## WRITTEN PROBLEM
Every line of the listing must be reproduced as it stands. Leave the images behind.
________________________
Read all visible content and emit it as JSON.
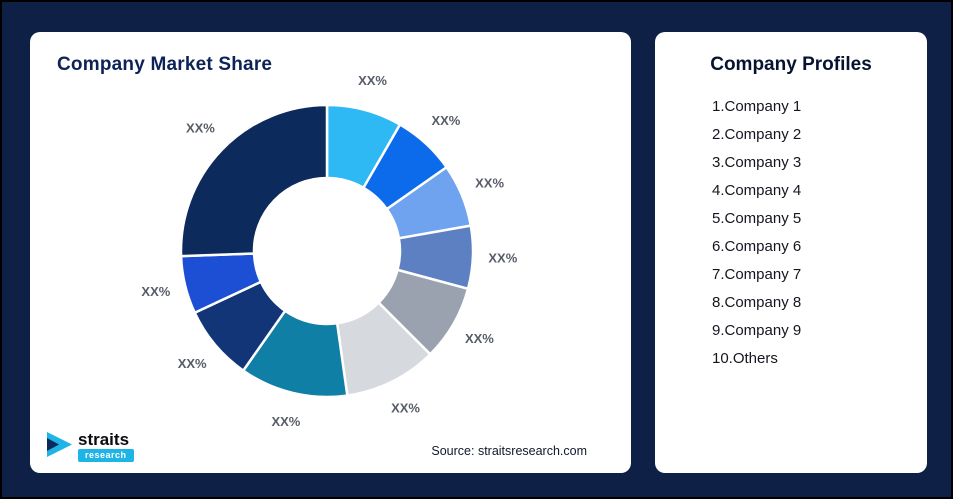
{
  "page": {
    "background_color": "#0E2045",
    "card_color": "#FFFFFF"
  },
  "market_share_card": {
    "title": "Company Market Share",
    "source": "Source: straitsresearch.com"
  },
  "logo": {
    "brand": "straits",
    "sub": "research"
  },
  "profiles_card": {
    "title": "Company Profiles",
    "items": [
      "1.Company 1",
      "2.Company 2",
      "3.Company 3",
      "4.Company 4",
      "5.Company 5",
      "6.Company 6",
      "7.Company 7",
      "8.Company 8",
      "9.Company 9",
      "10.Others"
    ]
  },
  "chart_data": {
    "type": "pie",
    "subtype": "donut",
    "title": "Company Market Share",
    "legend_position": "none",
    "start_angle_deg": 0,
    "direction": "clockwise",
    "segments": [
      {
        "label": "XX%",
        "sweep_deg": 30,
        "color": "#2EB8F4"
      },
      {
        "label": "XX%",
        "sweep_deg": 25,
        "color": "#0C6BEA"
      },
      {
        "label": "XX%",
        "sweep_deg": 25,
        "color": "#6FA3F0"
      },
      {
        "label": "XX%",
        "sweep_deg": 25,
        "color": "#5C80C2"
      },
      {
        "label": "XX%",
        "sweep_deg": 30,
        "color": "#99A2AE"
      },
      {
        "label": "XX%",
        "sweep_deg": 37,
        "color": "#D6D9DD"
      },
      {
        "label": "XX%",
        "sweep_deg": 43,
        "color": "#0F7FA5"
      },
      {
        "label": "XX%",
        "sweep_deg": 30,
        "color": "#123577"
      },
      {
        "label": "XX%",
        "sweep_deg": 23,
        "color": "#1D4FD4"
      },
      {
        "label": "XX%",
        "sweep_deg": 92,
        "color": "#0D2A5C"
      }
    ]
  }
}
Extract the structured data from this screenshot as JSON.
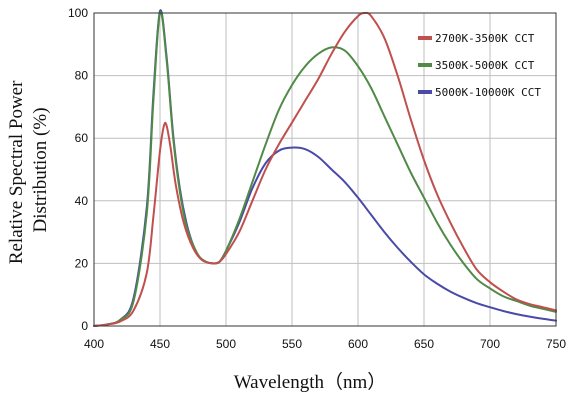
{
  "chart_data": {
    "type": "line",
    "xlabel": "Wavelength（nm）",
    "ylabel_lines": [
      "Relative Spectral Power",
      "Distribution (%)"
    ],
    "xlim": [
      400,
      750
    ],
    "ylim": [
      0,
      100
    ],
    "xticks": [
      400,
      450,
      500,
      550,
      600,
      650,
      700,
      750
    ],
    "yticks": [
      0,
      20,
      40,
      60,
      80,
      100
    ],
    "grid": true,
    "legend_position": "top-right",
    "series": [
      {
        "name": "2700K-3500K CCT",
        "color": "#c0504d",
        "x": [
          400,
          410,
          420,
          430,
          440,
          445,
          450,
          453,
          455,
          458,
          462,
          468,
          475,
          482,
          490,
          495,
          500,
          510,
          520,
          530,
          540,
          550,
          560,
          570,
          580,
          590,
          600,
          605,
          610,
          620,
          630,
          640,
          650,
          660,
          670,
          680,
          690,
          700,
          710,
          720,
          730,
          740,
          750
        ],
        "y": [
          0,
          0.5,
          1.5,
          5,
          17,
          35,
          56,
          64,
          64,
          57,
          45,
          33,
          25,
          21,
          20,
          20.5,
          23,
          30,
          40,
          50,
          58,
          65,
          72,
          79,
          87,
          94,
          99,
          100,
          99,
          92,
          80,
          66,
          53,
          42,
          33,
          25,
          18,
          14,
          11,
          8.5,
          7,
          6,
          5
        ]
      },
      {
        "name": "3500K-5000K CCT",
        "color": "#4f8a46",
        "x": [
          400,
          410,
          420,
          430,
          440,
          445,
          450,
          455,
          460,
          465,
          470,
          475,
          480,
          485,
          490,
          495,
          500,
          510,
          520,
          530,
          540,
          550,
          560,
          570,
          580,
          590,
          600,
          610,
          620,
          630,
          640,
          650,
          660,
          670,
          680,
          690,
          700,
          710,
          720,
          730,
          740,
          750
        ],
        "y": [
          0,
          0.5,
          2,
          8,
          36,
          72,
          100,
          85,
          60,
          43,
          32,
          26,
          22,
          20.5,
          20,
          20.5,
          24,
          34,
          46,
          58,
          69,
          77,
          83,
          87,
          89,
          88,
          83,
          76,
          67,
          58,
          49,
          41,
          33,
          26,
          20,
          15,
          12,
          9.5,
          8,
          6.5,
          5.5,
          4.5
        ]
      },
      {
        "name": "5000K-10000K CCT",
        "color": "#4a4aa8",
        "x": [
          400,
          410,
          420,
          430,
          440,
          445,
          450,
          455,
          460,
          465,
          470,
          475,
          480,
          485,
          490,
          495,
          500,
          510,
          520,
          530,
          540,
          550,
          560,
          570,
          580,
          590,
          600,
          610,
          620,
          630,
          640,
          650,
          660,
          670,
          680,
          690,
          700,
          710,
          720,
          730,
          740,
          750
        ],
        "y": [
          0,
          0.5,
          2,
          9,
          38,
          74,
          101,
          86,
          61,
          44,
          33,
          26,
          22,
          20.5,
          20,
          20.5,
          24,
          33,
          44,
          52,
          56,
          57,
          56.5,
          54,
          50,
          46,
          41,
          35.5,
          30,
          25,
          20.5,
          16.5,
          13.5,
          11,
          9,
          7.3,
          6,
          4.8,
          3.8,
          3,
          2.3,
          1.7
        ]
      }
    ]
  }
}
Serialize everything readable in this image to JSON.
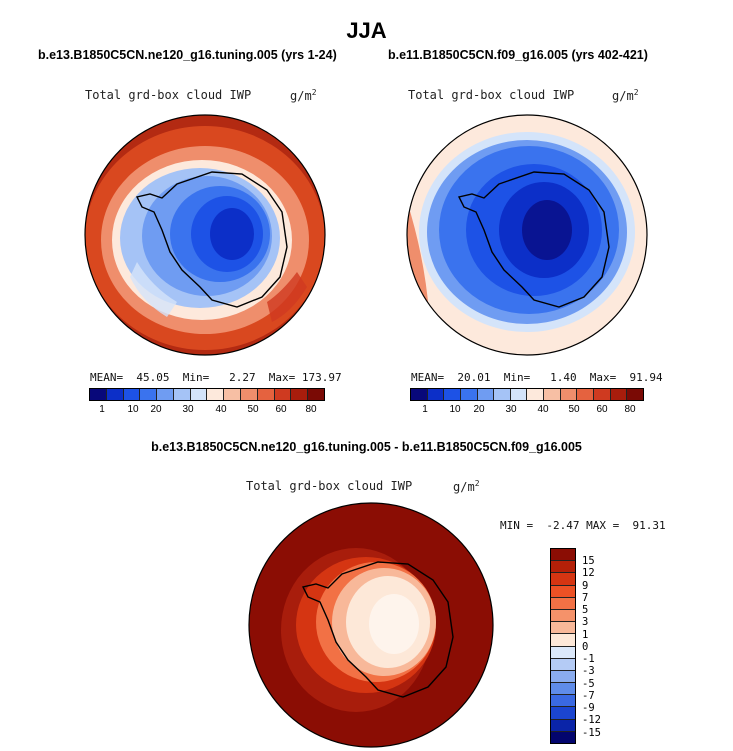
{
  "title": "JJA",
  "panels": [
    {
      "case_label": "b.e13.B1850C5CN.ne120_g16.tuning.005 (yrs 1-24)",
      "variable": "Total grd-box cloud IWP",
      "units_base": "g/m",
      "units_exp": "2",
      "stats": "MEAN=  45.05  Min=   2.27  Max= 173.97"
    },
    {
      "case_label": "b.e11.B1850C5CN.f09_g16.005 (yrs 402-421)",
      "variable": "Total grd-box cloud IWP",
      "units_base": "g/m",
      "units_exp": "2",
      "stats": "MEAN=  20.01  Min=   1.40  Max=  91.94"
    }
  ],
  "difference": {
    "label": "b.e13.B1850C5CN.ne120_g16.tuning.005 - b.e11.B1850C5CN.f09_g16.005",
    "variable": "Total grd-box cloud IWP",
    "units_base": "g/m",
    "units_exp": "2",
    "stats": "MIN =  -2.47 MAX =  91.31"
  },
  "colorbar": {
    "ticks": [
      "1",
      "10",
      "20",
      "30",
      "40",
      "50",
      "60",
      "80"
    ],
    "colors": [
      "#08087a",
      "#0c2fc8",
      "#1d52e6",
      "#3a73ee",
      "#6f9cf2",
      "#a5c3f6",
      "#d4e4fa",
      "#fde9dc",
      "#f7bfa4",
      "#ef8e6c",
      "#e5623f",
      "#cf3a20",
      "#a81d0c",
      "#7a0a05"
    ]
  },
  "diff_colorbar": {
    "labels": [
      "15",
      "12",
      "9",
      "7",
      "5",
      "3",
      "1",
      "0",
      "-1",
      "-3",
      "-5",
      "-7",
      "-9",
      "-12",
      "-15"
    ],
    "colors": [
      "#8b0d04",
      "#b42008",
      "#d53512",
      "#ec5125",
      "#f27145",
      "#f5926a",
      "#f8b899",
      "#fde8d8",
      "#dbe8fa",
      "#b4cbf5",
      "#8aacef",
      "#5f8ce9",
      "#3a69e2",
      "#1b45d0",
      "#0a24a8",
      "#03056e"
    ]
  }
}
________________________
## COMPLETED EXERCISE
Read all visible content and emit it as JSON.
{
  "page": {
    "background_color": "#0E2045",
    "card_color": "#FFFFFF"
  },
  "market_share_card": {
    "title": "Company Market Share",
    "source": "Source: straitsresearch.com"
  },
  "logo": {
    "brand": "straits",
    "sub": "research"
  },
  "profiles_card": {
    "title": "Company Profiles",
    "items": [
      "1.Company 1",
      "2.Company 2",
      "3.Company 3",
      "4.Company 4",
      "5.Company 5",
      "6.Company 6",
      "7.Company 7",
      "8.Company 8",
      "9.Company 9",
      "10.Others"
    ]
  },
  "chart_data": {
    "type": "pie",
    "subtype": "donut",
    "title": "Company Market Share",
    "legend_position": "none",
    "start_angle_deg": 0,
    "direction": "clockwise",
    "segments": [
      {
        "label": "XX%",
        "sweep_deg": 30,
        "color": "#2EB8F4"
      },
      {
        "label": "XX%",
        "sweep_deg": 25,
        "color": "#0C6BEA"
      },
      {
        "label": "XX%",
        "sweep_deg": 25,
        "color": "#6FA3F0"
      },
      {
        "label": "XX%",
        "sweep_deg": 25,
        "color": "#5C80C2"
      },
      {
        "label": "XX%",
        "sweep_deg": 30,
        "color": "#99A2AE"
      },
      {
        "label": "XX%",
        "sweep_deg": 37,
        "color": "#D6D9DD"
      },
      {
        "label": "XX%",
        "sweep_deg": 43,
        "color": "#0F7FA5"
      },
      {
        "label": "XX%",
        "sweep_deg": 30,
        "color": "#123577"
      },
      {
        "label": "XX%",
        "sweep_deg": 23,
        "color": "#1D4FD4"
      },
      {
        "label": "XX%",
        "sweep_deg": 92,
        "color": "#0D2A5C"
      }
    ]
  }
}
Extract the structured data from this screenshot as JSON.
{
  "chart_data": {
    "type": "line",
    "xlabel": "Wavelength（nm）",
    "ylabel_lines": [
      "Relative Spectral Power",
      "Distribution (%)"
    ],
    "xlim": [
      400,
      750
    ],
    "ylim": [
      0,
      100
    ],
    "xticks": [
      400,
      450,
      500,
      550,
      600,
      650,
      700,
      750
    ],
    "yticks": [
      0,
      20,
      40,
      60,
      80,
      100
    ],
    "grid": true,
    "legend_position": "top-right",
    "series": [
      {
        "name": "2700K-3500K CCT",
        "color": "#c0504d",
        "x": [
          400,
          410,
          420,
          430,
          440,
          445,
          450,
          453,
          455,
          458,
          462,
          468,
          475,
          482,
          490,
          495,
          500,
          510,
          520,
          530,
          540,
          550,
          560,
          570,
          580,
          590,
          600,
          605,
          610,
          620,
          630,
          640,
          650,
          660,
          670,
          680,
          690,
          700,
          710,
          720,
          730,
          740,
          750
        ],
        "y": [
          0,
          0.5,
          1.5,
          5,
          17,
          35,
          56,
          64,
          64,
          57,
          45,
          33,
          25,
          21,
          20,
          20.5,
          23,
          30,
          40,
          50,
          58,
          65,
          72,
          79,
          87,
          94,
          99,
          100,
          99,
          92,
          80,
          66,
          53,
          42,
          33,
          25,
          18,
          14,
          11,
          8.5,
          7,
          6,
          5
        ]
      },
      {
        "name": "3500K-5000K CCT",
        "color": "#4f8a46",
        "x": [
          400,
          410,
          420,
          430,
          440,
          445,
          450,
          455,
          460,
          465,
          470,
          475,
          480,
          485,
          490,
          495,
          500,
          510,
          520,
          530,
          540,
          550,
          560,
          570,
          580,
          590,
          600,
          610,
          620,
          630,
          640,
          650,
          660,
          670,
          680,
          690,
          700,
          710,
          720,
          730,
          740,
          750
        ],
        "y": [
          0,
          0.5,
          2,
          8,
          36,
          72,
          100,
          85,
          60,
          43,
          32,
          26,
          22,
          20.5,
          20,
          20.5,
          24,
          34,
          46,
          58,
          69,
          77,
          83,
          87,
          89,
          88,
          83,
          76,
          67,
          58,
          49,
          41,
          33,
          26,
          20,
          15,
          12,
          9.5,
          8,
          6.5,
          5.5,
          4.5
        ]
      },
      {
        "name": "5000K-10000K CCT",
        "color": "#4a4aa8",
        "x": [
          400,
          410,
          420,
          430,
          440,
          445,
          450,
          455,
          460,
          465,
          470,
          475,
          480,
          485,
          490,
          495,
          500,
          510,
          520,
          530,
          540,
          550,
          560,
          570,
          580,
          590,
          600,
          610,
          620,
          630,
          640,
          650,
          660,
          670,
          680,
          690,
          700,
          710,
          720,
          730,
          740,
          750
        ],
        "y": [
          0,
          0.5,
          2,
          9,
          38,
          74,
          101,
          86,
          61,
          44,
          33,
          26,
          22,
          20.5,
          20,
          20.5,
          24,
          33,
          44,
          52,
          56,
          57,
          56.5,
          54,
          50,
          46,
          41,
          35.5,
          30,
          25,
          20.5,
          16.5,
          13.5,
          11,
          9,
          7.3,
          6,
          4.8,
          3.8,
          3,
          2.3,
          1.7
        ]
      }
    ]
  }
}
Serialize everything readable in this image to JSON.
{
  "title": "JJA",
  "panels": [
    {
      "case_label": "b.e13.B1850C5CN.ne120_g16.tuning.005 (yrs 1-24)",
      "variable": "Total grd-box cloud IWP",
      "units_base": "g/m",
      "units_exp": "2",
      "stats": "MEAN=  45.05  Min=   2.27  Max= 173.97"
    },
    {
      "case_label": "b.e11.B1850C5CN.f09_g16.005 (yrs 402-421)",
      "variable": "Total grd-box cloud IWP",
      "units_base": "g/m",
      "units_exp": "2",
      "stats": "MEAN=  20.01  Min=   1.40  Max=  91.94"
    }
  ],
  "difference": {
    "label": "b.e13.B1850C5CN.ne120_g16.tuning.005 - b.e11.B1850C5CN.f09_g16.005",
    "variable": "Total grd-box cloud IWP",
    "units_base": "g/m",
    "units_exp": "2",
    "stats": "MIN =  -2.47 MAX =  91.31"
  },
  "colorbar": {
    "ticks": [
      "1",
      "10",
      "20",
      "30",
      "40",
      "50",
      "60",
      "80"
    ],
    "colors": [
      "#08087a",
      "#0c2fc8",
      "#1d52e6",
      "#3a73ee",
      "#6f9cf2",
      "#a5c3f6",
      "#d4e4fa",
      "#fde9dc",
      "#f7bfa4",
      "#ef8e6c",
      "#e5623f",
      "#cf3a20",
      "#a81d0c",
      "#7a0a05"
    ]
  },
  "diff_colorbar": {
    "labels": [
      "15",
      "12",
      "9",
      "7",
      "5",
      "3",
      "1",
      "0",
      "-1",
      "-3",
      "-5",
      "-7",
      "-9",
      "-12",
      "-15"
    ],
    "colors": [
      "#8b0d04",
      "#b42008",
      "#d53512",
      "#ec5125",
      "#f27145",
      "#f5926a",
      "#f8b899",
      "#fde8d8",
      "#dbe8fa",
      "#b4cbf5",
      "#8aacef",
      "#5f8ce9",
      "#3a69e2",
      "#1b45d0",
      "#0a24a8",
      "#03056e"
    ]
  }
}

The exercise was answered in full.